EXERCISE: Can you reproduce the data beneath, keeping every line exact?

STORED RECORDS:
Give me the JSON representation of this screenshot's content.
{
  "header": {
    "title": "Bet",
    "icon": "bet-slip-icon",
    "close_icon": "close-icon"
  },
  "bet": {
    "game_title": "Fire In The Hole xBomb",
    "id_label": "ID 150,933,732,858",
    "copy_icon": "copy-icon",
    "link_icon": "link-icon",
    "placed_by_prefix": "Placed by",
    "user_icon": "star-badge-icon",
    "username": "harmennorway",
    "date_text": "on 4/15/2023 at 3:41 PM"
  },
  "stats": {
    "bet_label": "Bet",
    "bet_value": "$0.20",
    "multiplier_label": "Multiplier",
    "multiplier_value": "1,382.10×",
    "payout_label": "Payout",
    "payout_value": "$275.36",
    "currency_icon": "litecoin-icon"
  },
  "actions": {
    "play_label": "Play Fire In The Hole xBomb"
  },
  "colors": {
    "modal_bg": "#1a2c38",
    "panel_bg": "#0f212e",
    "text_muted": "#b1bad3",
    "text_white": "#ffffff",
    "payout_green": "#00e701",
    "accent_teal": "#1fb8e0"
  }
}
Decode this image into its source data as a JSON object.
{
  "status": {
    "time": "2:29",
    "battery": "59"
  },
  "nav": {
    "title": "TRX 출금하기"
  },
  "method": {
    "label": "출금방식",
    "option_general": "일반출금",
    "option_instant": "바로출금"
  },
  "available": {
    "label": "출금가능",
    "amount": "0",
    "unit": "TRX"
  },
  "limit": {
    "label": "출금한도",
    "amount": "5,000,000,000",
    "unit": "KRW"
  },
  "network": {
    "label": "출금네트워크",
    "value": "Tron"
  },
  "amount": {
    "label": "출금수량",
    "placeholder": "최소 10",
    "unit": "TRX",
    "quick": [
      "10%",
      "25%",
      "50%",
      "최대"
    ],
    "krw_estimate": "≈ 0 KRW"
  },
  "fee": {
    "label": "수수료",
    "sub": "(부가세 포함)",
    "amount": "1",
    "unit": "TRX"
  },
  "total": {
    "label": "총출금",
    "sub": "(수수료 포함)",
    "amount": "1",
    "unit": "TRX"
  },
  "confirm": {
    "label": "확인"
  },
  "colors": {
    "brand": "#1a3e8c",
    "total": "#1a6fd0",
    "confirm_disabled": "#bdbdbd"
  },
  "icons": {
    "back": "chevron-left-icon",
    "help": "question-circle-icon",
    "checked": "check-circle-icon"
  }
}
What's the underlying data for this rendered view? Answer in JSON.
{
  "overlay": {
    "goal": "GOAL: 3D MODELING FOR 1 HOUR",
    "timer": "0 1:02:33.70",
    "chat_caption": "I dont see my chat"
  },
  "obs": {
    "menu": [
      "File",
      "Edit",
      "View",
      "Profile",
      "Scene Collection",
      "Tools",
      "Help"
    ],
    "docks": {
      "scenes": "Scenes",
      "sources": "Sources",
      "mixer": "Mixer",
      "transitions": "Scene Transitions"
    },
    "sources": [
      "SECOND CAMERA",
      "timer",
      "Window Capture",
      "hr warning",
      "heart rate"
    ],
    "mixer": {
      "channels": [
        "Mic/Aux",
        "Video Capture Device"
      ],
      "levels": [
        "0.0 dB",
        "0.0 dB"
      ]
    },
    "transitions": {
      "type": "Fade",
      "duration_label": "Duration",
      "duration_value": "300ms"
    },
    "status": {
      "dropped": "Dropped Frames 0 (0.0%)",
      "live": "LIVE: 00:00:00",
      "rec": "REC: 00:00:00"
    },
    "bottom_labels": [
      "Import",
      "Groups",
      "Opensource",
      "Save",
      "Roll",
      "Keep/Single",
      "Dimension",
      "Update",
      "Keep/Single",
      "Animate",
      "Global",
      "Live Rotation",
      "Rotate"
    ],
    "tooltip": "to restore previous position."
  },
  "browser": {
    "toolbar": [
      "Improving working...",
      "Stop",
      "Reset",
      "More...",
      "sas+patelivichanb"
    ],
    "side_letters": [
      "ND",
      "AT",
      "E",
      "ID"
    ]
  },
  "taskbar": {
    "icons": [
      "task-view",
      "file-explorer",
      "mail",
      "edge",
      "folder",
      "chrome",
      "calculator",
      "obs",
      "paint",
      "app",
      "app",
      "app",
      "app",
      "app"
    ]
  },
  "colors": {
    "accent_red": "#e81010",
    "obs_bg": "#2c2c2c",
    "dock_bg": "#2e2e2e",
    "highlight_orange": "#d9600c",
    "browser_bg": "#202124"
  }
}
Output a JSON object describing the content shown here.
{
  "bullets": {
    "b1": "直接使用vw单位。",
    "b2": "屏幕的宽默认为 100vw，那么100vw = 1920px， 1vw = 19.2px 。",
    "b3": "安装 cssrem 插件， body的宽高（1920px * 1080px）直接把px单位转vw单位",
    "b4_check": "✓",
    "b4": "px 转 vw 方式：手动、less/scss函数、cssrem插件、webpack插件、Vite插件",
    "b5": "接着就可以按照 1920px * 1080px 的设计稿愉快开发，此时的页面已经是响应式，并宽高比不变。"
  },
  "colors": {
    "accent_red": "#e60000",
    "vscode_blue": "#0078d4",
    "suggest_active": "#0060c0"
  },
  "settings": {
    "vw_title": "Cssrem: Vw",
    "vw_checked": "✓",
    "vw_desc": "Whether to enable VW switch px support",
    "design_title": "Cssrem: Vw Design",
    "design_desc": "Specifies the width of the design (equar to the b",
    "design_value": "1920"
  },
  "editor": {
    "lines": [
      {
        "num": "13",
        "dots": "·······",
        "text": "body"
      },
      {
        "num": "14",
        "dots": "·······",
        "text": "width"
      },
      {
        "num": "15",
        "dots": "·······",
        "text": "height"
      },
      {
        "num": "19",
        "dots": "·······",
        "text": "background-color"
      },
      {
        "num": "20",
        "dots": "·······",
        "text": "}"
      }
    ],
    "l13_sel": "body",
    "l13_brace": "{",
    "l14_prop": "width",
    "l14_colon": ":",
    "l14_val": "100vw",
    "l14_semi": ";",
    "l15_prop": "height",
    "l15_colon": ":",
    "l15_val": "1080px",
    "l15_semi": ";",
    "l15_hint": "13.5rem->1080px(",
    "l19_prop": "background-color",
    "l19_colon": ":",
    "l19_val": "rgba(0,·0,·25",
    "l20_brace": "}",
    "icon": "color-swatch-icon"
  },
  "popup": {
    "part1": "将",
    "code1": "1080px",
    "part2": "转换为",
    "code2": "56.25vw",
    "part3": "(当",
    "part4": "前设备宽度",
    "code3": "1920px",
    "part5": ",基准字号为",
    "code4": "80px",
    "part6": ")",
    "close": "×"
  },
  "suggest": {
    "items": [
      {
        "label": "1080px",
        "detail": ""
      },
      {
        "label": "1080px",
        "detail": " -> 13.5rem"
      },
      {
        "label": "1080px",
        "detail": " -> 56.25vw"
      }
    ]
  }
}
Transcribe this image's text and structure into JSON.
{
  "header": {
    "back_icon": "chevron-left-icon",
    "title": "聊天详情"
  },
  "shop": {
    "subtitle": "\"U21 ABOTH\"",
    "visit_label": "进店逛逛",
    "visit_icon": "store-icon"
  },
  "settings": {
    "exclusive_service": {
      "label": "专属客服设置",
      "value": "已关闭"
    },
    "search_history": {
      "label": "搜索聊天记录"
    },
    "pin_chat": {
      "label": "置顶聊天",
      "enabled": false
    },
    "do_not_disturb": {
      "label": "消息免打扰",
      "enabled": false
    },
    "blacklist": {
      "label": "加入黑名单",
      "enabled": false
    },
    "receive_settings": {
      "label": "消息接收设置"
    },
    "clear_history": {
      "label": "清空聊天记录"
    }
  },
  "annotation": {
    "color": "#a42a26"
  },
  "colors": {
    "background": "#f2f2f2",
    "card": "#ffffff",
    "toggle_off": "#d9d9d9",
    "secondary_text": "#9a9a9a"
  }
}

WORKED SOLUTION:
Give me the JSON representation of this screenshot's content.
{
  "header": {
    "title": "Bet",
    "icon": "bet-slip-icon",
    "close_icon": "close-icon"
  },
  "bet": {
    "game_title": "Fire In The Hole xBomb",
    "id_label": "ID 150,933,732,858",
    "copy_icon": "copy-icon",
    "link_icon": "link-icon",
    "placed_by_prefix": "Placed by",
    "user_icon": "star-badge-icon",
    "username": "harmennorway",
    "date_text": "on 4/15/2023 at 3:41 PM"
  },
  "stats": {
    "bet_label": "Bet",
    "bet_value": "$0.20",
    "multiplier_label": "Multiplier",
    "multiplier_value": "1,382.10×",
    "payout_label": "Payout",
    "payout_value": "$275.36",
    "currency_icon": "litecoin-icon"
  },
  "actions": {
    "play_label": "Play Fire In The Hole xBomb"
  },
  "colors": {
    "modal_bg": "#1a2c38",
    "panel_bg": "#0f212e",
    "text_muted": "#b1bad3",
    "text_white": "#ffffff",
    "payout_green": "#00e701",
    "accent_teal": "#1fb8e0"
  }
}
Decode this image into its source data as a JSON object.
{
  "status": {
    "time": "2:29",
    "battery": "59"
  },
  "nav": {
    "title": "TRX 출금하기"
  },
  "method": {
    "label": "출금방식",
    "option_general": "일반출금",
    "option_instant": "바로출금"
  },
  "available": {
    "label": "출금가능",
    "amount": "0",
    "unit": "TRX"
  },
  "limit": {
    "label": "출금한도",
    "amount": "5,000,000,000",
    "unit": "KRW"
  },
  "network": {
    "label": "출금네트워크",
    "value": "Tron"
  },
  "amount": {
    "label": "출금수량",
    "placeholder": "최소 10",
    "unit": "TRX",
    "quick": [
      "10%",
      "25%",
      "50%",
      "최대"
    ],
    "krw_estimate": "≈ 0 KRW"
  },
  "fee": {
    "label": "수수료",
    "sub": "(부가세 포함)",
    "amount": "1",
    "unit": "TRX"
  },
  "total": {
    "label": "총출금",
    "sub": "(수수료 포함)",
    "amount": "1",
    "unit": "TRX"
  },
  "confirm": {
    "label": "확인"
  },
  "colors": {
    "brand": "#1a3e8c",
    "total": "#1a6fd0",
    "confirm_disabled": "#bdbdbd"
  },
  "icons": {
    "back": "chevron-left-icon",
    "help": "question-circle-icon",
    "checked": "check-circle-icon"
  }
}
What's the underlying data for this rendered view? Answer in JSON.
{
  "overlay": {
    "goal": "GOAL: 3D MODELING FOR 1 HOUR",
    "timer": "0 1:02:33.70",
    "chat_caption": "I dont see my chat"
  },
  "obs": {
    "menu": [
      "File",
      "Edit",
      "View",
      "Profile",
      "Scene Collection",
      "Tools",
      "Help"
    ],
    "docks": {
      "scenes": "Scenes",
      "sources": "Sources",
      "mixer": "Mixer",
      "transitions": "Scene Transitions"
    },
    "sources": [
      "SECOND CAMERA",
      "timer",
      "Window Capture",
      "hr warning",
      "heart rate"
    ],
    "mixer": {
      "channels": [
        "Mic/Aux",
        "Video Capture Device"
      ],
      "levels": [
        "0.0 dB",
        "0.0 dB"
      ]
    },
    "transitions": {
      "type": "Fade",
      "duration_label": "Duration",
      "duration_value": "300ms"
    },
    "status": {
      "dropped": "Dropped Frames 0 (0.0%)",
      "live": "LIVE: 00:00:00",
      "rec": "REC: 00:00:00"
    },
    "bottom_labels": [
      "Import",
      "Groups",
      "Opensource",
      "Save",
      "Roll",
      "Keep/Single",
      "Dimension",
      "Update",
      "Keep/Single",
      "Animate",
      "Global",
      "Live Rotation",
      "Rotate"
    ],
    "tooltip": "to restore previous position."
  },
  "browser": {
    "toolbar": [
      "Improving working...",
      "Stop",
      "Reset",
      "More...",
      "sas+patelivichanb"
    ],
    "side_letters": [
      "ND",
      "AT",
      "E",
      "ID"
    ]
  },
  "taskbar": {
    "icons": [
      "task-view",
      "file-explorer",
      "mail",
      "edge",
      "folder",
      "chrome",
      "calculator",
      "obs",
      "paint",
      "app",
      "app",
      "app",
      "app",
      "app"
    ]
  },
  "colors": {
    "accent_red": "#e81010",
    "obs_bg": "#2c2c2c",
    "dock_bg": "#2e2e2e",
    "highlight_orange": "#d9600c",
    "browser_bg": "#202124"
  }
}
Output a JSON object describing the content shown here.
{
  "bullets": {
    "b1": "直接使用vw单位。",
    "b2": "屏幕的宽默认为 100vw，那么100vw = 1920px， 1vw = 19.2px 。",
    "b3": "安装 cssrem 插件， body的宽高（1920px * 1080px）直接把px单位转vw单位",
    "b4_check": "✓",
    "b4": "px 转 vw 方式：手动、less/scss函数、cssrem插件、webpack插件、Vite插件",
    "b5": "接着就可以按照 1920px * 1080px 的设计稿愉快开发，此时的页面已经是响应式，并宽高比不变。"
  },
  "colors": {
    "accent_red": "#e60000",
    "vscode_blue": "#0078d4",
    "suggest_active": "#0060c0"
  },
  "settings": {
    "vw_title": "Cssrem: Vw",
    "vw_checked": "✓",
    "vw_desc": "Whether to enable VW switch px support",
    "design_title": "Cssrem: Vw Design",
    "design_desc": "Specifies the width of the design (equar to the b",
    "design_value": "1920"
  },
  "editor": {
    "lines": [
      {
        "num": "13",
        "dots": "·······",
        "text": "body"
      },
      {
        "num": "14",
        "dots": "·······",
        "text": "width"
      },
      {
        "num": "15",
        "dots": "·······",
        "text": "height"
      },
      {
        "num": "19",
        "dots": "·······",
        "text": "background-color"
      },
      {
        "num": "20",
        "dots": "·······",
        "text": "}"
      }
    ],
    "l13_sel": "body",
    "l13_brace": "{",
    "l14_prop": "width",
    "l14_colon": ":",
    "l14_val": "100vw",
    "l14_semi": ";",
    "l15_prop": "height",
    "l15_colon": ":",
    "l15_val": "1080px",
    "l15_semi": ";",
    "l15_hint": "13.5rem->1080px(",
    "l19_prop": "background-color",
    "l19_colon": ":",
    "l19_val": "rgba(0,·0,·25",
    "l20_brace": "}",
    "icon": "color-swatch-icon"
  },
  "popup": {
    "part1": "将",
    "code1": "1080px",
    "part2": "转换为",
    "code2": "56.25vw",
    "part3": "(当",
    "part4": "前设备宽度",
    "code3": "1920px",
    "part5": ",基准字号为",
    "code4": "80px",
    "part6": ")",
    "close": "×"
  },
  "suggest": {
    "items": [
      {
        "label": "1080px",
        "detail": ""
      },
      {
        "label": "1080px",
        "detail": " -> 13.5rem"
      },
      {
        "label": "1080px",
        "detail": " -> 56.25vw"
      }
    ]
  }
}
Transcribe this image's text and structure into JSON.
{
  "header": {
    "back_icon": "chevron-left-icon",
    "title": "聊天详情"
  },
  "shop": {
    "subtitle": "\"U21 ABOTH\"",
    "visit_label": "进店逛逛",
    "visit_icon": "store-icon"
  },
  "settings": {
    "exclusive_service": {
      "label": "专属客服设置",
      "value": "已关闭"
    },
    "search_history": {
      "label": "搜索聊天记录"
    },
    "pin_chat": {
      "label": "置顶聊天",
      "enabled": false
    },
    "do_not_disturb": {
      "label": "消息免打扰",
      "enabled": false
    },
    "blacklist": {
      "label": "加入黑名单",
      "enabled": false
    },
    "receive_settings": {
      "label": "消息接收设置"
    },
    "clear_history": {
      "label": "清空聊天记录"
    }
  },
  "annotation": {
    "color": "#a42a26"
  },
  "colors": {
    "background": "#f2f2f2",
    "card": "#ffffff",
    "toggle_off": "#d9d9d9",
    "secondary_text": "#9a9a9a"
  }
}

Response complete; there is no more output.